* [WRITTEN REQUEST] Restate the entries word for word, omitting nothing.

--- Begin DATA ENTRIES ---

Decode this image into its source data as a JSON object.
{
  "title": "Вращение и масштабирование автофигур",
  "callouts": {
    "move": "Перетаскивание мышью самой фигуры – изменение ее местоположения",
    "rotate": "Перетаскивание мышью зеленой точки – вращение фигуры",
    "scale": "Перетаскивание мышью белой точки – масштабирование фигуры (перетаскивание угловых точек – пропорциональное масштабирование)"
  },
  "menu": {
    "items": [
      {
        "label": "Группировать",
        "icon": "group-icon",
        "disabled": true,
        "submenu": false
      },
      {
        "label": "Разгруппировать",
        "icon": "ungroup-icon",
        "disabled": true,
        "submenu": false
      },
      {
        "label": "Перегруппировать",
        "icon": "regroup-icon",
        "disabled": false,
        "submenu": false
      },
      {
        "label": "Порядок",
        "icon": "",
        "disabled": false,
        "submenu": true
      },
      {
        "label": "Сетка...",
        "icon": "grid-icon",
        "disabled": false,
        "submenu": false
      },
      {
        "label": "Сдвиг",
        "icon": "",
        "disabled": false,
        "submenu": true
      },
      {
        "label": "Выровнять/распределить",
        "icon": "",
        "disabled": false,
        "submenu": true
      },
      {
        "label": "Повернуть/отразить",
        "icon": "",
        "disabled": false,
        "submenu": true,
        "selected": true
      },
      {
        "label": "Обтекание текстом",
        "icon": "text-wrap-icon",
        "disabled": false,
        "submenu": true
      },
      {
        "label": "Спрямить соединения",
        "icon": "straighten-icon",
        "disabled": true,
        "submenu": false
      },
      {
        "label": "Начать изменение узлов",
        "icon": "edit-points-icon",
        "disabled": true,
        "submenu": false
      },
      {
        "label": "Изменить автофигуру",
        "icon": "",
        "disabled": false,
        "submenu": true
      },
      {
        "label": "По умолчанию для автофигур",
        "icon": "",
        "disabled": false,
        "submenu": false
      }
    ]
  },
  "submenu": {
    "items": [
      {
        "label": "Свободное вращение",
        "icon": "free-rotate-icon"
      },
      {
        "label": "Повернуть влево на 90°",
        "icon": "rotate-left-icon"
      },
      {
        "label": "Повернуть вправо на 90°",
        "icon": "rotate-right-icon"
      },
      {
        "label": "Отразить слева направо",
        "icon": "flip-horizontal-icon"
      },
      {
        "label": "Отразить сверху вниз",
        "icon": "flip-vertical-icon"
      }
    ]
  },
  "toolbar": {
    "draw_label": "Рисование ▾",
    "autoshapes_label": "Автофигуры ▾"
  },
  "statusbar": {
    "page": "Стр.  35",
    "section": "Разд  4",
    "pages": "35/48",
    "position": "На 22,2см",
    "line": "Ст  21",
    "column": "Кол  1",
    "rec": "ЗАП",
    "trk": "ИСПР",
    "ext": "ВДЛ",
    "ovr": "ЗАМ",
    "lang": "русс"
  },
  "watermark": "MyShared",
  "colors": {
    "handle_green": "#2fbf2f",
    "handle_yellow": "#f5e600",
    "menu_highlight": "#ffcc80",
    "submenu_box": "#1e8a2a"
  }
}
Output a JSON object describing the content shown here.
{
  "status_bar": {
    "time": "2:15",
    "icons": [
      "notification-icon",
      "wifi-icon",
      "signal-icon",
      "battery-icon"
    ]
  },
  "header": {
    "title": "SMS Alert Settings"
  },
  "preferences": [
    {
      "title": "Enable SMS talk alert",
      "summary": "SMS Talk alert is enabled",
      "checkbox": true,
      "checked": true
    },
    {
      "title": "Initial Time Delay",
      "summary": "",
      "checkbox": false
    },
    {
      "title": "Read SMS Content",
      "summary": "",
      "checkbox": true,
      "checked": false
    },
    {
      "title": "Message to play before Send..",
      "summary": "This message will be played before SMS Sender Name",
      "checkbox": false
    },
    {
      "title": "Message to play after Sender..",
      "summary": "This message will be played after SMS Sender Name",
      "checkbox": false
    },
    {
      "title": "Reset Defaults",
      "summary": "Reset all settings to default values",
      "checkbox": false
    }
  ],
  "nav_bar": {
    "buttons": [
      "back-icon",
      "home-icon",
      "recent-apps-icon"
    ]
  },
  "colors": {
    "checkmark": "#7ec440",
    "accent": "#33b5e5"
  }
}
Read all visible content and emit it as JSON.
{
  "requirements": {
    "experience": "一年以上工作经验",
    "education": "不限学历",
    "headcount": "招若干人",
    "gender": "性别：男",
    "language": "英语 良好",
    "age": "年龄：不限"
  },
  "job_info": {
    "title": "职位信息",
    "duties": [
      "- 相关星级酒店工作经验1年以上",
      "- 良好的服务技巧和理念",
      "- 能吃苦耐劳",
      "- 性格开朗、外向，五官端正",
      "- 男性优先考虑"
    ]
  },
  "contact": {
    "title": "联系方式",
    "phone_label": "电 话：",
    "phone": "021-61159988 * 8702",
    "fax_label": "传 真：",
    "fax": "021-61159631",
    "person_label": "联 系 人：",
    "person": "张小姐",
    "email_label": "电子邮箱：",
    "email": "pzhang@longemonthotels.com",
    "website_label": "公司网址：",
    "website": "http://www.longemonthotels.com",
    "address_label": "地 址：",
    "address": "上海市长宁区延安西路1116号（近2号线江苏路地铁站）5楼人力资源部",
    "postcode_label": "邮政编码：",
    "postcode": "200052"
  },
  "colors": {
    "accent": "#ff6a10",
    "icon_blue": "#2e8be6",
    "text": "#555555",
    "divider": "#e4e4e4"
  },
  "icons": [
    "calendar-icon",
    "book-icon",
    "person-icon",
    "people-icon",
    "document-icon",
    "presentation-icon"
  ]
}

--- End DATA ENTRIES ---

* [EXERCISE SOLUTION]
Decode this image into its source data as a JSON object.
{
  "title": "Вращение и масштабирование автофигур",
  "callouts": {
    "move": "Перетаскивание мышью самой фигуры – изменение ее местоположения",
    "rotate": "Перетаскивание мышью зеленой точки – вращение фигуры",
    "scale": "Перетаскивание мышью белой точки – масштабирование фигуры (перетаскивание угловых точек – пропорциональное масштабирование)"
  },
  "menu": {
    "items": [
      {
        "label": "Группировать",
        "icon": "group-icon",
        "disabled": true,
        "submenu": false
      },
      {
        "label": "Разгруппировать",
        "icon": "ungroup-icon",
        "disabled": true,
        "submenu": false
      },
      {
        "label": "Перегруппировать",
        "icon": "regroup-icon",
        "disabled": false,
        "submenu": false
      },
      {
        "label": "Порядок",
        "icon": "",
        "disabled": false,
        "submenu": true
      },
      {
        "label": "Сетка...",
        "icon": "grid-icon",
        "disabled": false,
        "submenu": false
      },
      {
        "label": "Сдвиг",
        "icon": "",
        "disabled": false,
        "submenu": true
      },
      {
        "label": "Выровнять/распределить",
        "icon": "",
        "disabled": false,
        "submenu": true
      },
      {
        "label": "Повернуть/отразить",
        "icon": "",
        "disabled": false,
        "submenu": true,
        "selected": true
      },
      {
        "label": "Обтекание текстом",
        "icon": "text-wrap-icon",
        "disabled": false,
        "submenu": true
      },
      {
        "label": "Спрямить соединения",
        "icon": "straighten-icon",
        "disabled": true,
        "submenu": false
      },
      {
        "label": "Начать изменение узлов",
        "icon": "edit-points-icon",
        "disabled": true,
        "submenu": false
      },
      {
        "label": "Изменить автофигуру",
        "icon": "",
        "disabled": false,
        "submenu": true
      },
      {
        "label": "По умолчанию для автофигур",
        "icon": "",
        "disabled": false,
        "submenu": false
      }
    ]
  },
  "submenu": {
    "items": [
      {
        "label": "Свободное вращение",
        "icon": "free-rotate-icon"
      },
      {
        "label": "Повернуть влево на 90°",
        "icon": "rotate-left-icon"
      },
      {
        "label": "Повернуть вправо на 90°",
        "icon": "rotate-right-icon"
      },
      {
        "label": "Отразить слева направо",
        "icon": "flip-horizontal-icon"
      },
      {
        "label": "Отразить сверху вниз",
        "icon": "flip-vertical-icon"
      }
    ]
  },
  "toolbar": {
    "draw_label": "Рисование ▾",
    "autoshapes_label": "Автофигуры ▾"
  },
  "statusbar": {
    "page": "Стр.  35",
    "section": "Разд  4",
    "pages": "35/48",
    "position": "На 22,2см",
    "line": "Ст  21",
    "column": "Кол  1",
    "rec": "ЗАП",
    "trk": "ИСПР",
    "ext": "ВДЛ",
    "ovr": "ЗАМ",
    "lang": "русс"
  },
  "watermark": "MyShared",
  "colors": {
    "handle_green": "#2fbf2f",
    "handle_yellow": "#f5e600",
    "menu_highlight": "#ffcc80",
    "submenu_box": "#1e8a2a"
  }
}
Output a JSON object describing the content shown here.
{
  "status_bar": {
    "time": "2:15",
    "icons": [
      "notification-icon",
      "wifi-icon",
      "signal-icon",
      "battery-icon"
    ]
  },
  "header": {
    "title": "SMS Alert Settings"
  },
  "preferences": [
    {
      "title": "Enable SMS talk alert",
      "summary": "SMS Talk alert is enabled",
      "checkbox": true,
      "checked": true
    },
    {
      "title": "Initial Time Delay",
      "summary": "",
      "checkbox": false
    },
    {
      "title": "Read SMS Content",
      "summary": "",
      "checkbox": true,
      "checked": false
    },
    {
      "title": "Message to play before Send..",
      "summary": "This message will be played before SMS Sender Name",
      "checkbox": false
    },
    {
      "title": "Message to play after Sender..",
      "summary": "This message will be played after SMS Sender Name",
      "checkbox": false
    },
    {
      "title": "Reset Defaults",
      "summary": "Reset all settings to default values",
      "checkbox": false
    }
  ],
  "nav_bar": {
    "buttons": [
      "back-icon",
      "home-icon",
      "recent-apps-icon"
    ]
  },
  "colors": {
    "checkmark": "#7ec440",
    "accent": "#33b5e5"
  }
}
Read all visible content and emit it as JSON.
{
  "requirements": {
    "experience": "一年以上工作经验",
    "education": "不限学历",
    "headcount": "招若干人",
    "gender": "性别：男",
    "language": "英语 良好",
    "age": "年龄：不限"
  },
  "job_info": {
    "title": "职位信息",
    "duties": [
      "- 相关星级酒店工作经验1年以上",
      "- 良好的服务技巧和理念",
      "- 能吃苦耐劳",
      "- 性格开朗、外向，五官端正",
      "- 男性优先考虑"
    ]
  },
  "contact": {
    "title": "联系方式",
    "phone_label": "电 话：",
    "phone": "021-61159988 * 8702",
    "fax_label": "传 真：",
    "fax": "021-61159631",
    "person_label": "联 系 人：",
    "person": "张小姐",
    "email_label": "电子邮箱：",
    "email": "pzhang@longemonthotels.com",
    "website_label": "公司网址：",
    "website": "http://www.longemonthotels.com",
    "address_label": "地 址：",
    "address": "上海市长宁区延安西路1116号（近2号线江苏路地铁站）5楼人力资源部",
    "postcode_label": "邮政编码：",
    "postcode": "200052"
  },
  "colors": {
    "accent": "#ff6a10",
    "icon_blue": "#2e8be6",
    "text": "#555555",
    "divider": "#e4e4e4"
  },
  "icons": [
    "calendar-icon",
    "book-icon",
    "person-icon",
    "people-icon",
    "document-icon",
    "presentation-icon"
  ]
}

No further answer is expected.